捡芝麻拾谷子: python

Showing posts with label python. Show all posts

Tuesday, April 17, 2012

Some Python

The other day, I was trying to flag a posted (to the Redis server for quick lookup) recommendation from a dictionary of recommendations. Then the next round, I could do some weighted random sampling among the unposted ones, without actually going through the entire recommendation calculations. Anyway, it's a little bit tricky to neatly flag a 'used' recommendation in a python dictionary. Fortunately, someone has already provided a solution. I'd like to borrow it over for quick references.

>>> x = {'a':1, 'b': 2}
>>> y = {'b':10, 'c': 11}
>>> z = dict(x.items() + y.items())
>>> z
{'a': 1, 'c': 11, 'b': 10}

b's vlaue is properly overwritten by the value in second dictionary. In Python 3, this is suggested

>>> z = dict(list(x.items()) + list(y.items()))
>>> z
{'a': 1, 'c': 11, 'b': 10}

And I saw a cool post about using python's map, reduce, filter function to a dictionary. Once again, something could be cleanly and flexibly accomplished. Python is such a beautiful language.

Monday, March 14, 2011

Filesystem Traversing with Python

Lately I have accumulated a lot of files, most of which are papers in pdf format. Although they are put into folders properly, it's still hard to track down a single file, or even to check whether I have already collected that paper or not. So I needed to do a simple filesystem traversing and figure out 4 basic things about my documents: directory, file name, size of file, and last modified date. With a summary file that containing those information, I can do some kind of basic search, which is at least faster than my going through folders and digging files.

Also I wanted my results to satisfy two requirements (1) only output file information, if that file is in pdf, ppt, or doc format; (2) the size of file should be in meaningful format. I chose Python to finish this little task. Here is the code I used


import os
import time, stat 
from datetime import datetime

def sizeof_fmt(num):
    for x in ['bytes','KB','MB','GB','TB']:
        if num < 1024.0:
            return "%3.1f%s" % (num, x)
        num /= 1024.0

f = open('output.txt', 'w')  
  
for root, dirs, files in os.walk('E:\my_papers'):  
    for file in files:  
        if file.split('.')[-1] in ('pdf','ppt','doc'):
            st=os.stat(os.path.join(root,file))
            sz=st[stat.ST_SIZE]
            tm=time.ctime(st[stat.ST_MTIME])
            tm_tmp=datetime.strptime(tm, '%a %b %d %H:%M:%S %Y')
            tm=tm_tmp.strftime('%Y-%m-%d')
            sz2=sizeof_fmt(sz)
            strg=root+'\t'+file+'\t'+tm +'\t' + sz2 +'\n'
            f.write(strg)

The modules that are used here are "os", "time", "stat" and "datetime".

First there is a user-defined function that returns the file size in human readable format. I found this interesting function here .

########################################

• **Problems and tasks**
**1.** In the Python blog page above, rewrite the paragraph that begins "Lately I have accumulated a lot of files" as a short bulleted list that keeps its main facts.
**2.** Write the next part of the Python blog page, picking up right after its final sentence.

• **Information given**
########################################

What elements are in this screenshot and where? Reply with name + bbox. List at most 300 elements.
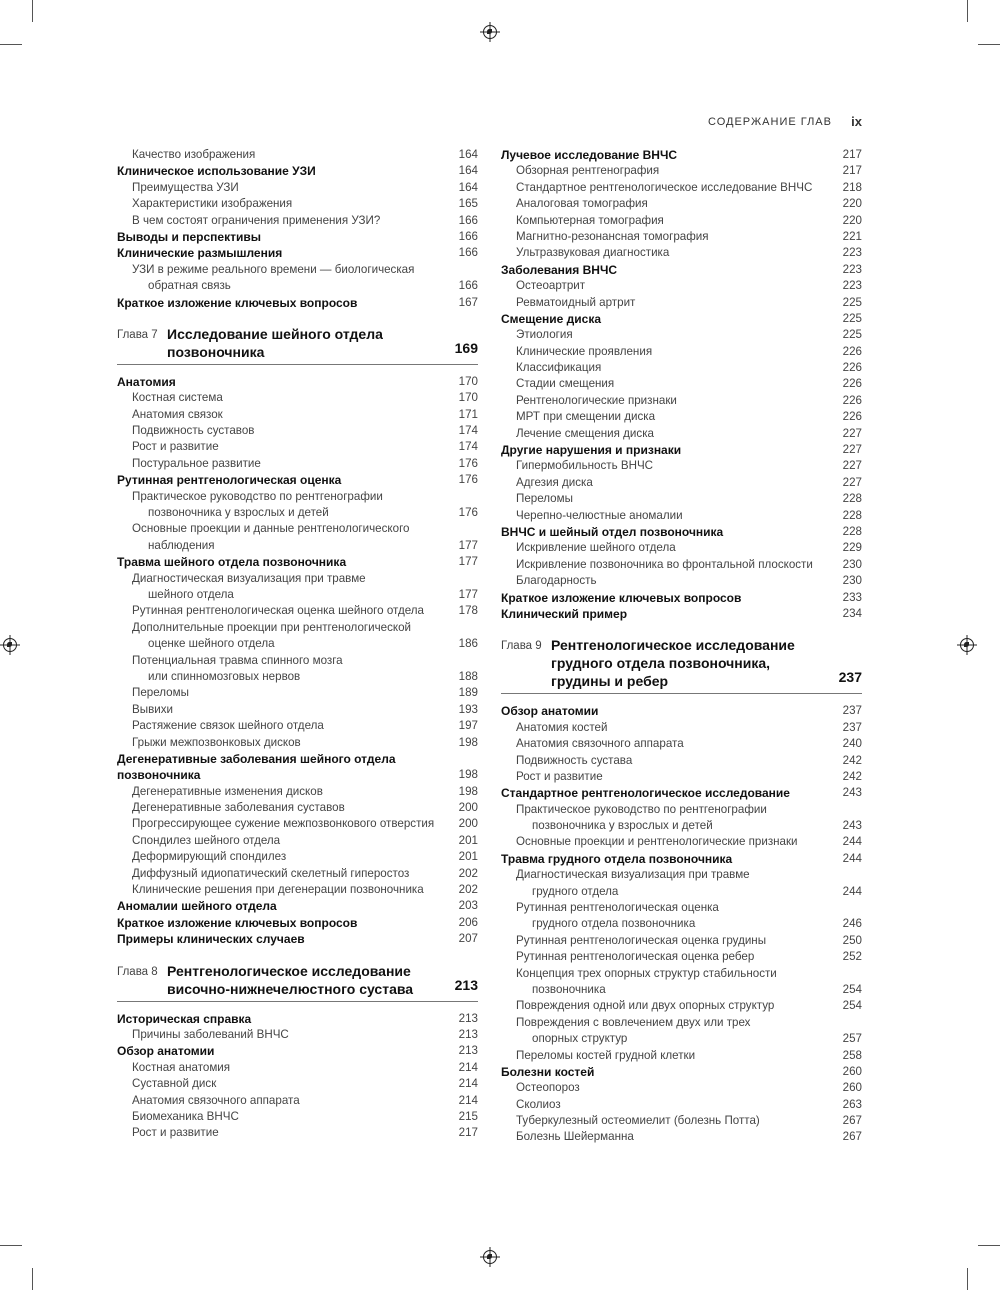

########################################

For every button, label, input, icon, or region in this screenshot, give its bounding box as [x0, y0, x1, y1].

########################################

• **Answers to the problems**
**1.**
- The writer has gathered many files, mostly papers in PDF format, and has sorted them into folders.
- It is still hard to find a single file or to check whether a paper has already been collected.
- The fix is a simple filesystem traversal that records four things about each document: directory, file name, file size, and last modified date.
- A summary file holding this information allows a basic search, which is faster than going through the folders by hand.

**2.**
Next os.walk function will walk through the given directory and stop until it finds files. Then for each file, the format is obtained by splitting the file names by '.'. Once I have the file format meets my requirement, its size in bytes format and its last modified-time is collected. Unfortunately the time is a very long string, some of which is not relevant at all. So I created a "datetime" object "tm_tmp" using "datetime.striptime()", and then created a string "tm" that only keeps year, month and date information of the file. Next the size function is called and the human readable file size is returned. Finally the directory, filename, time and size information are written to file.

Thursday, August 12, 2010

Extracting "gems" from web pages using BeautifulSoup and Python - extracting II

**** step 4 ****
extract the business address (suppose tt=results[0]).
The address itself is closed to a tag called "address", for example

<address>
3002 W 47th Ave <br/>Kansas City, MO 64103 <br/>
</address>

Since I want the address and zip code separate, I used

# address
>> address_tmp=tt.find('address')
>> address_tmp=BeautifulSoup(re.sub('(<.*?/>)',' ',str(address_tmp))).text
>> address=address_tmp.rstrip('1234567890 ')
>> zipcode=re.search(r'\d+$',address_tmp).group()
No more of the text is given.